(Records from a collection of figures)
╔══
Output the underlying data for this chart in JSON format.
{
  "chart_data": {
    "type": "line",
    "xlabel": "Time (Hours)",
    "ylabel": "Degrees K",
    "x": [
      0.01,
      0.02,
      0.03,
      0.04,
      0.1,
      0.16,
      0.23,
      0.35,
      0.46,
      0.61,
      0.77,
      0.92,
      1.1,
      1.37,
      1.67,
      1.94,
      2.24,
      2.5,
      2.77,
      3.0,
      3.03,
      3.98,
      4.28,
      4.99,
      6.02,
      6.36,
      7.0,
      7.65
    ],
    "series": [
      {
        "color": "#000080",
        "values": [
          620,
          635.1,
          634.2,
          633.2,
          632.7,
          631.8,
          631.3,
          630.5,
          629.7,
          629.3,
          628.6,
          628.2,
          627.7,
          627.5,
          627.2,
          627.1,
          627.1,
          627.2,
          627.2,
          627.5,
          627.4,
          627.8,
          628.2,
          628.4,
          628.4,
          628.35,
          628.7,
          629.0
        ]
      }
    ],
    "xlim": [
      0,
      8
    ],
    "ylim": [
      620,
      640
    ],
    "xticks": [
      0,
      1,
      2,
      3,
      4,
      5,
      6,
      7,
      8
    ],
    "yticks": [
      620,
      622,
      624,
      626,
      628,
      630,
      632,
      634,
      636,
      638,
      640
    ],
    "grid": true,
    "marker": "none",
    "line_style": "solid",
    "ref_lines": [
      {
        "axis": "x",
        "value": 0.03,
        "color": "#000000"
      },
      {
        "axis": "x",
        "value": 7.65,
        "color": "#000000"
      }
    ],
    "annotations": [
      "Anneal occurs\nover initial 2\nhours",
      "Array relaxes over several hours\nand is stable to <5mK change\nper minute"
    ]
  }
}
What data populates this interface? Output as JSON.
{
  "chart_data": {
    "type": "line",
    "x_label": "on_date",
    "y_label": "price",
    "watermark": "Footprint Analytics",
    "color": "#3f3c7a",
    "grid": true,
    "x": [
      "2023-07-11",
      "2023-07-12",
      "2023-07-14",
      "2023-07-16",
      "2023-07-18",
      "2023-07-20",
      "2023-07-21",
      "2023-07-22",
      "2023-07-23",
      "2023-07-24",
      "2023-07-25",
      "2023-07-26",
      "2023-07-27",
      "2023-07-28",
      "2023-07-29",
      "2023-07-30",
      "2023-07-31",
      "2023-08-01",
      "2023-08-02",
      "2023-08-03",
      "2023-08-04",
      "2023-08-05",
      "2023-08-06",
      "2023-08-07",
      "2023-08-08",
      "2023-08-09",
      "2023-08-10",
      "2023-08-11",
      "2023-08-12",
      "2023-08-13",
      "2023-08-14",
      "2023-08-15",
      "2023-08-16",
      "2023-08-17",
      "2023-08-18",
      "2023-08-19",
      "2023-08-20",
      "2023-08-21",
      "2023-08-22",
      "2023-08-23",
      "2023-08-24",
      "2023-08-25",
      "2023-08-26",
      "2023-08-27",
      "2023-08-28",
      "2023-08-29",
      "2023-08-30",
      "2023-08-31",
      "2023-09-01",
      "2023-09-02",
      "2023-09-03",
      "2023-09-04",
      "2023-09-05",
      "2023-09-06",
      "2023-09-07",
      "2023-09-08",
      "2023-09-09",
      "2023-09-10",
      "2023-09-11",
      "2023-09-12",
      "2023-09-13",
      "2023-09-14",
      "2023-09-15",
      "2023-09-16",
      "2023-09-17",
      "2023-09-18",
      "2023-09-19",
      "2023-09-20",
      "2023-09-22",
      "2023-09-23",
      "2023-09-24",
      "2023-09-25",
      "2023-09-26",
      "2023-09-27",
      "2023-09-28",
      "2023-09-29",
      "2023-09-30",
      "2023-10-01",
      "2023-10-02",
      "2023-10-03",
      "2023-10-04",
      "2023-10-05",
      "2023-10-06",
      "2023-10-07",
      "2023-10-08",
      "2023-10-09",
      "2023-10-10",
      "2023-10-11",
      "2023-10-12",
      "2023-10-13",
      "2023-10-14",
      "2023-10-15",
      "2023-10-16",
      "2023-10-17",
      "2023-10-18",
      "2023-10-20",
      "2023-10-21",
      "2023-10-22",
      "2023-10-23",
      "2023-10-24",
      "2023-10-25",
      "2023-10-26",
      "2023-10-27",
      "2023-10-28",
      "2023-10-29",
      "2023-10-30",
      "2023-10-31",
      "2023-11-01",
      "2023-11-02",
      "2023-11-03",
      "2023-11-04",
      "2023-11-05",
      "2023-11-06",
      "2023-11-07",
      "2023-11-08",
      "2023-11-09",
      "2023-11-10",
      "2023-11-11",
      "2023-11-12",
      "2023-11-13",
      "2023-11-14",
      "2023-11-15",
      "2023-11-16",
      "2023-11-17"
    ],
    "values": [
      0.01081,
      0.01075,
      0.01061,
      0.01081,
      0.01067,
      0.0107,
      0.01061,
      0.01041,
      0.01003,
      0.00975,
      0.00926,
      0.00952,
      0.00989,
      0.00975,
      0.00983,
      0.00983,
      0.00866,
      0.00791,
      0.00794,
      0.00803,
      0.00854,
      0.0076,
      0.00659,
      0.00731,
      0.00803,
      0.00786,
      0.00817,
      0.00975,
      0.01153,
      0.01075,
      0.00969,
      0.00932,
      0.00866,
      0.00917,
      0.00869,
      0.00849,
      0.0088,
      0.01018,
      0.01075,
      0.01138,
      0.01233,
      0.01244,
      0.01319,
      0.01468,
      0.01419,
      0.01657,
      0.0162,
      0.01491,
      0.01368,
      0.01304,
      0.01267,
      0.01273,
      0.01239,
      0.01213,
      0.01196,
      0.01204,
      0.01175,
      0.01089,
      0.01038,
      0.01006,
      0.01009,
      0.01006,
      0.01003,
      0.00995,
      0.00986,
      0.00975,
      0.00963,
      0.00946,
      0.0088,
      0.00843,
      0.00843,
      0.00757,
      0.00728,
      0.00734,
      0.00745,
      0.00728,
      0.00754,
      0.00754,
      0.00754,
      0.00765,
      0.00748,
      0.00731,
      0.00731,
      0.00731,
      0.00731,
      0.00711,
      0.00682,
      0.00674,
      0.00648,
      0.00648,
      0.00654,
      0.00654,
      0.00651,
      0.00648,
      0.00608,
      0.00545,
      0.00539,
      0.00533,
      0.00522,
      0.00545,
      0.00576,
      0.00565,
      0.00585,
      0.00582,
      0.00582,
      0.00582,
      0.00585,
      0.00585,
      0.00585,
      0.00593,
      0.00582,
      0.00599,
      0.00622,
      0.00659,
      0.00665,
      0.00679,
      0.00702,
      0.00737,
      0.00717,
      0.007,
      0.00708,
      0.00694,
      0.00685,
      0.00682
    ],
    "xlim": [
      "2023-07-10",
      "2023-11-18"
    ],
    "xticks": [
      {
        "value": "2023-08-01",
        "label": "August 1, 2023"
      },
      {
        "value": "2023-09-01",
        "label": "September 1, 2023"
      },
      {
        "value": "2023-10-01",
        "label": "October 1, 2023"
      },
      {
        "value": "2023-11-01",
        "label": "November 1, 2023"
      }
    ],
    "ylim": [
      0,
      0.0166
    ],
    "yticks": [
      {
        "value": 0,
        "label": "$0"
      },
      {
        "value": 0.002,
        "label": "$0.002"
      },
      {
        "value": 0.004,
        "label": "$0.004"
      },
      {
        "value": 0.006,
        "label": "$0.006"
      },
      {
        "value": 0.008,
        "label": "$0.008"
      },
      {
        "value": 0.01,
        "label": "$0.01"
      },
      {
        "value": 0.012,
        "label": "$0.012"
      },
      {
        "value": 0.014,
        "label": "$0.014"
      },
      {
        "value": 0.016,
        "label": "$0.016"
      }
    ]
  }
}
╚══
TASK INSTRUCTIONS — Set out the complete listing exactly as shown.

REPLY TO THE EXERCISE —
Output the underlying data for this chart in JSON format.
{
  "chart_data": {
    "type": "line",
    "xlabel": "Time (Hours)",
    "ylabel": "Degrees K",
    "x": [
      0.01,
      0.02,
      0.03,
      0.04,
      0.1,
      0.16,
      0.23,
      0.35,
      0.46,
      0.61,
      0.77,
      0.92,
      1.1,
      1.37,
      1.67,
      1.94,
      2.24,
      2.5,
      2.77,
      3.0,
      3.03,
      3.98,
      4.28,
      4.99,
      6.02,
      6.36,
      7.0,
      7.65
    ],
    "series": [
      {
        "color": "#000080",
        "values": [
          620,
          635.1,
          634.2,
          633.2,
          632.7,
          631.8,
          631.3,
          630.5,
          629.7,
          629.3,
          628.6,
          628.2,
          627.7,
          627.5,
          627.2,
          627.1,
          627.1,
          627.2,
          627.2,
          627.5,
          627.4,
          627.8,
          628.2,
          628.4,
          628.4,
          628.35,
          628.7,
          629.0
        ]
      }
    ],
    "xlim": [
      0,
      8
    ],
    "ylim": [
      620,
      640
    ],
    "xticks": [
      0,
      1,
      2,
      3,
      4,
      5,
      6,
      7,
      8
    ],
    "yticks": [
      620,
      622,
      624,
      626,
      628,
      630,
      632,
      634,
      636,
      638,
      640
    ],
    "grid": true,
    "marker": "none",
    "line_style": "solid",
    "ref_lines": [
      {
        "axis": "x",
        "value": 0.03,
        "color": "#000000"
      },
      {
        "axis": "x",
        "value": 7.65,
        "color": "#000000"
      }
    ],
    "annotations": [
      "Anneal occurs\nover initial 2\nhours",
      "Array relaxes over several hours\nand is stable to <5mK change\nper minute"
    ]
  }
}
What data populates this interface? Output as JSON.
{
  "chart_data": {
    "type": "line",
    "x_label": "on_date",
    "y_label": "price",
    "watermark": "Footprint Analytics",
    "color": "#3f3c7a",
    "grid": true,
    "x": [
      "2023-07-11",
      "2023-07-12",
      "2023-07-14",
      "2023-07-16",
      "2023-07-18",
      "2023-07-20",
      "2023-07-21",
      "2023-07-22",
      "2023-07-23",
      "2023-07-24",
      "2023-07-25",
      "2023-07-26",
      "2023-07-27",
      "2023-07-28",
      "2023-07-29",
      "2023-07-30",
      "2023-07-31",
      "2023-08-01",
      "2023-08-02",
      "2023-08-03",
      "2023-08-04",
      "2023-08-05",
      "2023-08-06",
      "2023-08-07",
      "2023-08-08",
      "2023-08-09",
      "2023-08-10",
      "2023-08-11",
      "2023-08-12",
      "2023-08-13",
      "2023-08-14",
      "2023-08-15",
      "2023-08-16",
      "2023-08-17",
      "2023-08-18",
      "2023-08-19",
      "2023-08-20",
      "2023-08-21",
      "2023-08-22",
      "2023-08-23",
      "2023-08-24",
      "2023-08-25",
      "2023-08-26",
      "2023-08-27",
      "2023-08-28",
      "2023-08-29",
      "2023-08-30",
      "2023-08-31",
      "2023-09-01",
      "2023-09-02",
      "2023-09-03",
      "2023-09-04",
      "2023-09-05",
      "2023-09-06",
      "2023-09-07",
      "2023-09-08",
      "2023-09-09",
      "2023-09-10",
      "2023-09-11",
      "2023-09-12",
      "2023-09-13",
      "2023-09-14",
      "2023-09-15",
      "2023-09-16",
      "2023-09-17",
      "2023-09-18",
      "2023-09-19",
      "2023-09-20",
      "2023-09-22",
      "2023-09-23",
      "2023-09-24",
      "2023-09-25",
      "2023-09-26",
      "2023-09-27",
      "2023-09-28",
      "2023-09-29",
      "2023-09-30",
      "2023-10-01",
      "2023-10-02",
      "2023-10-03",
      "2023-10-04",
      "2023-10-05",
      "2023-10-06",
      "2023-10-07",
      "2023-10-08",
      "2023-10-09",
      "2023-10-10",
      "2023-10-11",
      "2023-10-12",
      "2023-10-13",
      "2023-10-14",
      "2023-10-15",
      "2023-10-16",
      "2023-10-17",
      "2023-10-18",
      "2023-10-20",
      "2023-10-21",
      "2023-10-22",
      "2023-10-23",
      "2023-10-24",
      "2023-10-25",
      "2023-10-26",
      "2023-10-27",
      "2023-10-28",
      "2023-10-29",
      "2023-10-30",
      "2023-10-31",
      "2023-11-01",
      "2023-11-02",
      "2023-11-03",
      "2023-11-04",
      "2023-11-05",
      "2023-11-06",
      "2023-11-07",
      "2023-11-08",
      "2023-11-09",
      "2023-11-10",
      "2023-11-11",
      "2023-11-12",
      "2023-11-13",
      "2023-11-14",
      "2023-11-15",
      "2023-11-16",
      "2023-11-17"
    ],
    "values": [
      0.01081,
      0.01075,
      0.01061,
      0.01081,
      0.01067,
      0.0107,
      0.01061,
      0.01041,
      0.01003,
      0.00975,
      0.00926,
      0.00952,
      0.00989,
      0.00975,
      0.00983,
      0.00983,
      0.00866,
      0.00791,
      0.00794,
      0.00803,
      0.00854,
      0.0076,
      0.00659,
      0.00731,
      0.00803,
      0.00786,
      0.00817,
      0.00975,
      0.01153,
      0.01075,
      0.00969,
      0.00932,
      0.00866,
      0.00917,
      0.00869,
      0.00849,
      0.0088,
      0.01018,
      0.01075,
      0.01138,
      0.01233,
      0.01244,
      0.01319,
      0.01468,
      0.01419,
      0.01657,
      0.0162,
      0.01491,
      0.01368,
      0.01304,
      0.01267,
      0.01273,
      0.01239,
      0.01213,
      0.01196,
      0.01204,
      0.01175,
      0.01089,
      0.01038,
      0.01006,
      0.01009,
      0.01006,
      0.01003,
      0.00995,
      0.00986,
      0.00975,
      0.00963,
      0.00946,
      0.0088,
      0.00843,
      0.00843,
      0.00757,
      0.00728,
      0.00734,
      0.00745,
      0.00728,
      0.00754,
      0.00754,
      0.00754,
      0.00765,
      0.00748,
      0.00731,
      0.00731,
      0.00731,
      0.00731,
      0.00711,
      0.00682,
      0.00674,
      0.00648,
      0.00648,
      0.00654,
      0.00654,
      0.00651,
      0.00648,
      0.00608,
      0.00545,
      0.00539,
      0.00533,
      0.00522,
      0.00545,
      0.00576,
      0.00565,
      0.00585,
      0.00582,
      0.00582,
      0.00582,
      0.00585,
      0.00585,
      0.00585,
      0.00593,
      0.00582,
      0.00599,
      0.00622,
      0.00659,
      0.00665,
      0.00679,
      0.00702,
      0.00737,
      0.00717,
      0.007,
      0.00708,
      0.00694,
      0.00685,
      0.00682
    ],
    "xlim": [
      "2023-07-10",
      "2023-11-18"
    ],
    "xticks": [
      {
        "value": "2023-08-01",
        "label": "August 1, 2023"
      },
      {
        "value": "2023-09-01",
        "label": "September 1, 2023"
      },
      {
        "value": "2023-10-01",
        "label": "October 1, 2023"
      },
      {
        "value": "2023-11-01",
        "label": "November 1, 2023"
      }
    ],
    "ylim": [
      0,
      0.0166
    ],
    "yticks": [
      {
        "value": 0,
        "label": "$0"
      },
      {
        "value": 0.002,
        "label": "$0.002"
      },
      {
        "value": 0.004,
        "label": "$0.004"
      },
      {
        "value": 0.006,
        "label": "$0.006"
      },
      {
        "value": 0.008,
        "label": "$0.008"
      },
      {
        "value": 0.01,
        "label": "$0.01"
      },
      {
        "value": 0.012,
        "label": "$0.012"
      },
      {
        "value": 0.014,
        "label": "$0.014"
      },
      {
        "value": 0.016,
        "label": "$0.016"
      }
    ]
  }
}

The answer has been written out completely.